#### Exercise:
Report each line of the data that includes the word "this".

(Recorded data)
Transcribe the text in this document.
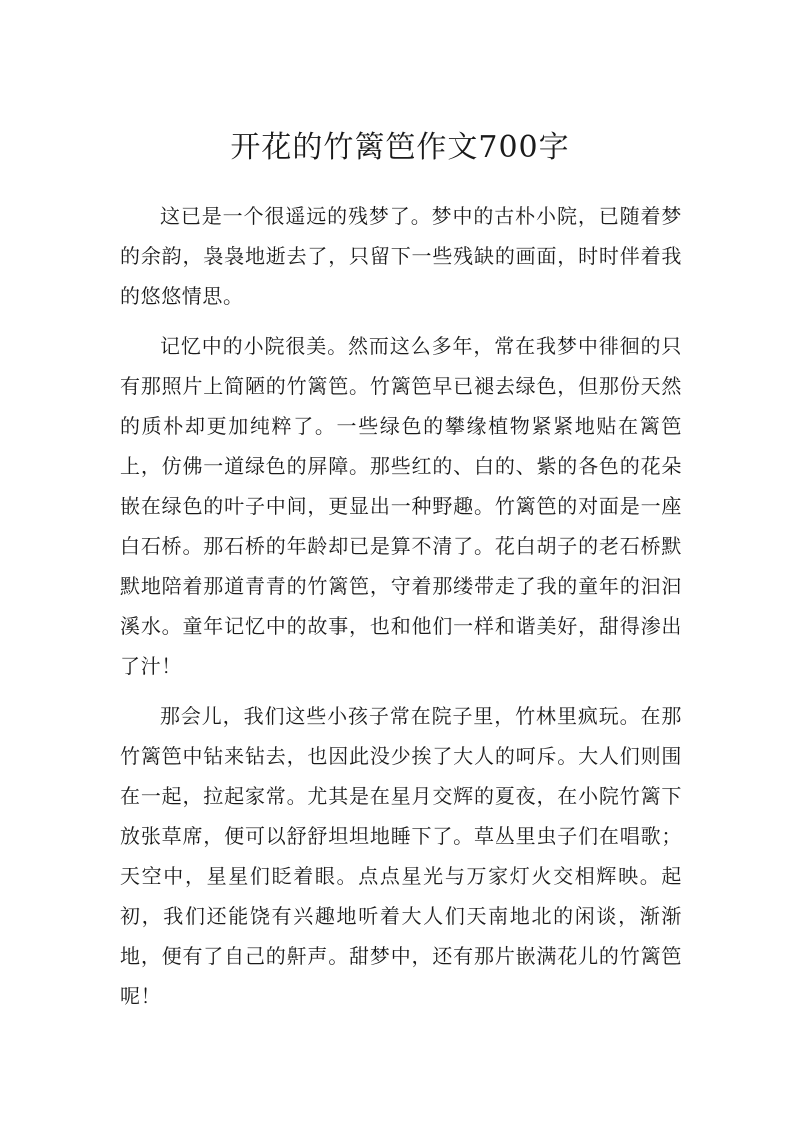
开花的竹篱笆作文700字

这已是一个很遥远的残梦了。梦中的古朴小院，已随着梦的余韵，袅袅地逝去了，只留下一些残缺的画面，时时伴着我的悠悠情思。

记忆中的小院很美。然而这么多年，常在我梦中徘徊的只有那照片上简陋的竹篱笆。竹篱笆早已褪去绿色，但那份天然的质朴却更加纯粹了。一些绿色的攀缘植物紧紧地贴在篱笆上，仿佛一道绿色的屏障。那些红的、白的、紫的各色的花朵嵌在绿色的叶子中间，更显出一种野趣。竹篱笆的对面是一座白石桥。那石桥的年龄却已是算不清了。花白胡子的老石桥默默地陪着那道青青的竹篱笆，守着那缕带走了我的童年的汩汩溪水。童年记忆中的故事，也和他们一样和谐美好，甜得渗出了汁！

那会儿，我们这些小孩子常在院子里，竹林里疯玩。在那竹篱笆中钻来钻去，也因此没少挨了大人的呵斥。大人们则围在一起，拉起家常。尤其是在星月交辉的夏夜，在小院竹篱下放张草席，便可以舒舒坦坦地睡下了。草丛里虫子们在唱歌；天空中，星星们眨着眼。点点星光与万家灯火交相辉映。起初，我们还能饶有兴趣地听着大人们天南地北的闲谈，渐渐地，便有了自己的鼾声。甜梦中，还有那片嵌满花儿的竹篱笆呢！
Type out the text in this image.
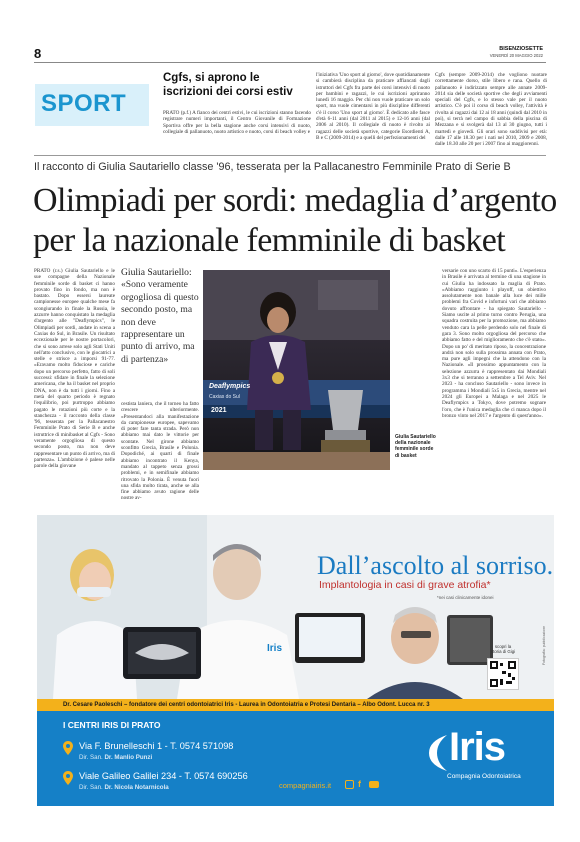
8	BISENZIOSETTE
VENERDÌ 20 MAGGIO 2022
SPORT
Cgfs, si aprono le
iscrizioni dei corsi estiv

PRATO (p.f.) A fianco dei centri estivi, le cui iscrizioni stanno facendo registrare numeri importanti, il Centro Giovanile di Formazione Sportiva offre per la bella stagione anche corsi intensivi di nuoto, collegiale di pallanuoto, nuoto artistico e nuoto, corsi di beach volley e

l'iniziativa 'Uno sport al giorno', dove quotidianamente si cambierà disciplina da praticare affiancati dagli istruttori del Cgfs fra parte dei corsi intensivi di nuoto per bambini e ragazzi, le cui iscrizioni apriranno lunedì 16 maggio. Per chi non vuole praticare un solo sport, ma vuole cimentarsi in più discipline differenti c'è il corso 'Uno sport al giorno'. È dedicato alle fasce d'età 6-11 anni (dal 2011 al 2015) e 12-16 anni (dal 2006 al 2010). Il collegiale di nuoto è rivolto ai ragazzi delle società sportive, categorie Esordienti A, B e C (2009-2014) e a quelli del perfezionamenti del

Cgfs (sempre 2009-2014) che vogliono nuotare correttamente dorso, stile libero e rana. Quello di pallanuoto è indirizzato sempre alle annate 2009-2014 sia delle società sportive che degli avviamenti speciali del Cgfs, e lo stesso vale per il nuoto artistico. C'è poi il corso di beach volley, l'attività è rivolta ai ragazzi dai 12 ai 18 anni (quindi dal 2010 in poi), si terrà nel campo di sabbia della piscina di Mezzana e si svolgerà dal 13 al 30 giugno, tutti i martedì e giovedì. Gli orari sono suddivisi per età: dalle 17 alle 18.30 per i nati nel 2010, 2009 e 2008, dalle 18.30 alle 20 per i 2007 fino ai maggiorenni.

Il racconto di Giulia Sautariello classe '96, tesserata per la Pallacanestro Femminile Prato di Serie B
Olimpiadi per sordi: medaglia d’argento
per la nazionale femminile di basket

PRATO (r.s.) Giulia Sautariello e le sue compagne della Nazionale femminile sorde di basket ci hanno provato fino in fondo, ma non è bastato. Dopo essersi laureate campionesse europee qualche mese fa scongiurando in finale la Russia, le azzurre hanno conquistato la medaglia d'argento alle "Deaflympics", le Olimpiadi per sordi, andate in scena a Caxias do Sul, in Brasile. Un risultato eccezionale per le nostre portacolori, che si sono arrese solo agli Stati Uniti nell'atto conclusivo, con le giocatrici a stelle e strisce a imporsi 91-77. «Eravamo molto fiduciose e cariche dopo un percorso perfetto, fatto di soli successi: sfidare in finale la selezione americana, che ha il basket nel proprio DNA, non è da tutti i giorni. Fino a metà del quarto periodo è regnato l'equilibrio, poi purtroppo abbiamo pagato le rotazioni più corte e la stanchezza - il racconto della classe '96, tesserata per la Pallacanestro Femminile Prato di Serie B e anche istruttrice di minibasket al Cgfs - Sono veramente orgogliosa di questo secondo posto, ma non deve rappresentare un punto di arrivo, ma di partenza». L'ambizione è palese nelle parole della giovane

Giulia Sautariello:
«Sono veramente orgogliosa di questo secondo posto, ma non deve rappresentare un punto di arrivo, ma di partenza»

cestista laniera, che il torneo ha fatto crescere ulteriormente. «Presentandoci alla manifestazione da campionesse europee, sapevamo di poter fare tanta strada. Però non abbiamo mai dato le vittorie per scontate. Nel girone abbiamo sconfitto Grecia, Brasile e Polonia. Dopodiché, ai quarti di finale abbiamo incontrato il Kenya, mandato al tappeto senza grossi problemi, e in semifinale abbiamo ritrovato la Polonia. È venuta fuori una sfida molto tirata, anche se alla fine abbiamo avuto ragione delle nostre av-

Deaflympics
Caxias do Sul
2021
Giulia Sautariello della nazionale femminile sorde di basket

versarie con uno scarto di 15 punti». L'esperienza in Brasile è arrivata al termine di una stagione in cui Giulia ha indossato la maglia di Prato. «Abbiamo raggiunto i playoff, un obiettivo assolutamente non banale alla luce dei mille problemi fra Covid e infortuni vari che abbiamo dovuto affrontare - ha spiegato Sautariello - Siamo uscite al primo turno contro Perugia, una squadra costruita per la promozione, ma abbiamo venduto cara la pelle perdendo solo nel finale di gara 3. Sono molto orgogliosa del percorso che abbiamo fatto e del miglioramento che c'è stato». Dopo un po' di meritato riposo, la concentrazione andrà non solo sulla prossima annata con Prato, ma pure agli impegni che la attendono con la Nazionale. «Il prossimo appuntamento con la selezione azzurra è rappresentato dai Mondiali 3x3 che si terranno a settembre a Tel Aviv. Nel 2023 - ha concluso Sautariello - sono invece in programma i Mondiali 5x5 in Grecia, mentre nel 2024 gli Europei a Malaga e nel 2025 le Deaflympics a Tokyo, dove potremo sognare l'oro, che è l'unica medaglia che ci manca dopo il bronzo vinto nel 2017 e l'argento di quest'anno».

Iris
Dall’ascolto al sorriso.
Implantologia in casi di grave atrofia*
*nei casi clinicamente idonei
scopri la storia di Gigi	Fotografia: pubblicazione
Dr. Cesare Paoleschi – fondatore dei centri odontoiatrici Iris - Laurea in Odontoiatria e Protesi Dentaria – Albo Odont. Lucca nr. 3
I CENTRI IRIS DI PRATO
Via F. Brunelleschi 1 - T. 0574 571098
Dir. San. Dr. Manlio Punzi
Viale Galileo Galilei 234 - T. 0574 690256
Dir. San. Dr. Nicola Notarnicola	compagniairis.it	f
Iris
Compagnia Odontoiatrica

#### Written response:
Transcribe the text in this document.
Type out the text in this image.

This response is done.